→ **To be done**
In the copy, keep every record exact and leave out all images.

Data excerpts
+===+
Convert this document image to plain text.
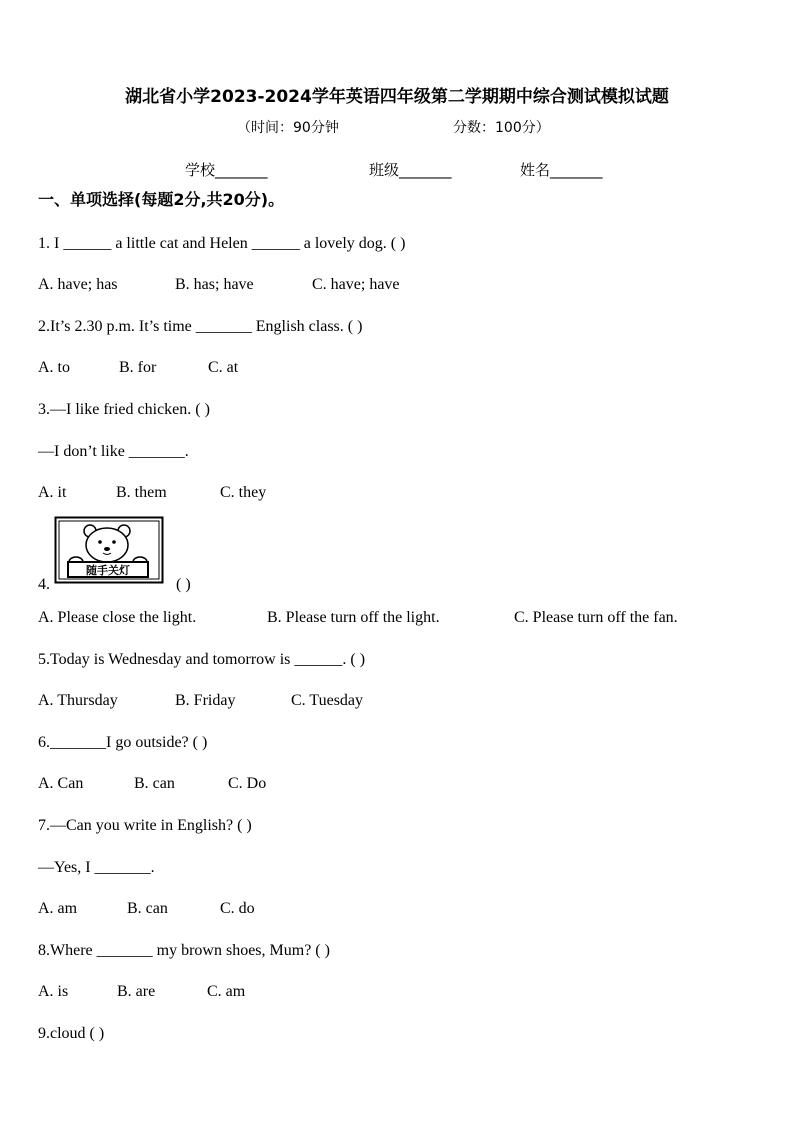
湖北省小学2023-2024学年英语四年级第二学期期中综合测试模拟试题
（时间：90分钟	分数：100分）
学校_______	班级_______	姓名_______
一、单项选择(每题2分,共20分)。
1. I ______ a little cat and Helen ______ a lovely dog. ( )
A. have; has	B. has; have	C. have; have
2.It’s 2.30 p.m. It’s time _______ English class. ( )
A. to	B. for	C. at
3.—I like fried chicken. ( )
—I don’t like _______.
A. it	B. them	C. they
随手关灯
4.	( )
A. Please close the light.	B. Please turn off the light.	C. Please turn off the fan.
5.Today is Wednesday and tomorrow is ______. ( )
A. Thursday	B. Friday	C. Tuesday
6._______I go outside? ( )
A. Can	B. can	C. Do
7.—Can you write in English? ( )
—Yes, I _______.
A. am	B. can	C. do
8.Where _______ my brown shoes, Mum? ( )
A. is	B. are	C. am
9.cloud ( )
+===+
→ **Solved problem**
Convert this document image to plain text.
湖北省小学2023-2024学年英语四年级第二学期期中综合测试模拟试题
（时间：90分钟	分数：100分）
学校_______	班级_______	姓名_______
一、单项选择(每题2分,共20分)。
1. I ______ a little cat and Helen ______ a lovely dog. ( )
A. have; has	B. has; have	C. have; have
2.It’s 2.30 p.m. It’s time _______ English class. ( )
A. to	B. for	C. at
3.—I like fried chicken. ( )
—I don’t like _______.
A. it	B. them	C. they
随手关灯
4.	( )
A. Please close the light.	B. Please turn off the light.	C. Please turn off the fan.
5.Today is Wednesday and tomorrow is ______. ( )
A. Thursday	B. Friday	C. Tuesday
6._______I go outside? ( )
A. Can	B. can	C. Do
7.—Can you write in English? ( )
—Yes, I _______.
A. am	B. can	C. do
8.Where _______ my brown shoes, Mum? ( )
A. is	B. are	C. am
9.cloud ( )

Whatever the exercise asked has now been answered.